Work instructions.
Lift out all lines below that contain "Divina".
● ● ● ●
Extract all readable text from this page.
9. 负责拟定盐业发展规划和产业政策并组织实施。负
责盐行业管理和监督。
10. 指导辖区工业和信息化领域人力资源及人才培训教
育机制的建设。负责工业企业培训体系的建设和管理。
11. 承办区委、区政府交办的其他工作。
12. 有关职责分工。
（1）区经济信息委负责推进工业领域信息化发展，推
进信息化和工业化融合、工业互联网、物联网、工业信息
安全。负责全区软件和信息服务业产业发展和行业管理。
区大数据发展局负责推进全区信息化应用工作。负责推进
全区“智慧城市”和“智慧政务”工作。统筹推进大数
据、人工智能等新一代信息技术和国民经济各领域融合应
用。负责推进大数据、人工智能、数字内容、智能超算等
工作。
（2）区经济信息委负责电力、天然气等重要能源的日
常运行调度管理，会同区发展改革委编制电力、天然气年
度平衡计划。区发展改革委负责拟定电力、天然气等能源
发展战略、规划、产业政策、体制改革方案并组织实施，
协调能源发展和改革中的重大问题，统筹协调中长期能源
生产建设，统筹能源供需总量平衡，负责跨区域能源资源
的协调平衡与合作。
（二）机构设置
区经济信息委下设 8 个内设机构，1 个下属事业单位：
● ● ● ●
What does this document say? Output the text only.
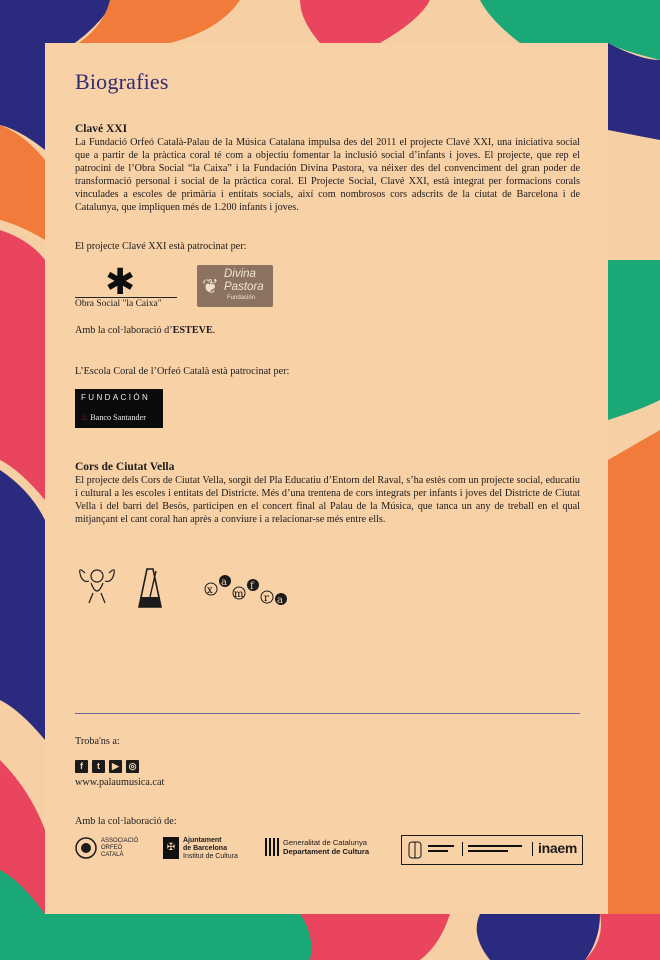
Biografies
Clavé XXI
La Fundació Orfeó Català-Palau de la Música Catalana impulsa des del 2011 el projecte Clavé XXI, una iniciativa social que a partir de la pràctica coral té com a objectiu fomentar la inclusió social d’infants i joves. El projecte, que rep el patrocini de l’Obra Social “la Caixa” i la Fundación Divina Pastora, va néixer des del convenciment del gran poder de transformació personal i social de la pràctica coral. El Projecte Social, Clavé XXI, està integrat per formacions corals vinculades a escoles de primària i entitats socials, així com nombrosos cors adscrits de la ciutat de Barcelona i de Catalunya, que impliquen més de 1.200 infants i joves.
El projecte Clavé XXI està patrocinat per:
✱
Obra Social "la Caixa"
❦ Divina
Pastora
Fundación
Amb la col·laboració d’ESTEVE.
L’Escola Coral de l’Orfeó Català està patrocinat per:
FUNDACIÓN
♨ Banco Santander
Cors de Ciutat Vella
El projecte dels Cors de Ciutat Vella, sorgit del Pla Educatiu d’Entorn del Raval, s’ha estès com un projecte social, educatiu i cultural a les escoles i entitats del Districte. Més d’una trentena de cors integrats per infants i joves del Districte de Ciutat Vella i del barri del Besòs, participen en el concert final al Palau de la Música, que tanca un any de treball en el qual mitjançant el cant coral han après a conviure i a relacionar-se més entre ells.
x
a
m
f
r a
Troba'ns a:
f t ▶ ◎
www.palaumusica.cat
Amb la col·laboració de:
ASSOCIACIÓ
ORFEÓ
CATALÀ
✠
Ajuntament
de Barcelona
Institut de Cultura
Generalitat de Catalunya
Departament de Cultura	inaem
● ● ● ●
Answer to the problem.
La Fundació Orfeó Català-Palau de la Música Catalana impulsa des del 2011 el projecte Clavé XXI, una iniciativa social que a partir de la pràctica coral té com a objectiu fomentar la inclusió social d’infants i joves. El projecte, que rep el patrocini de l’Obra Social “la Caixa” i la Fundación Divina Pastora, va néixer des del convenciment del gran poder de transformació personal i social de la pràctica coral. El Projecte Social, Clavé XXI, està integrat per formacions corals vinculades a escoles de primària i entitats socials, així com nombrosos cors adscrits de la ciutat de Barcelona i de Catalunya, que impliquen més de 1.200 infants i joves.
❦ Divina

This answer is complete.